--- START Records for the task ---

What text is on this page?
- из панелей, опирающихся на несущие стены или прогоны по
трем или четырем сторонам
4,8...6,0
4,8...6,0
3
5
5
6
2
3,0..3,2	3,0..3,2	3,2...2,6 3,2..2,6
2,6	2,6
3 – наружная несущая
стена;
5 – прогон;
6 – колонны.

--- END Records for the task ---

» Problem description
Exactly as written, please output every entry.

» Final result
What text is on this page?
- из панелей, опирающихся на несущие стены или прогоны по
трем или четырем сторонам
4,8...6,0
4,8...6,0
3
5
5
6
2
3,0..3,2	3,0..3,2	3,2...2,6 3,2..2,6
2,6	2,6
3 – наружная несущая
стена;
5 – прогон;
6 – колонны.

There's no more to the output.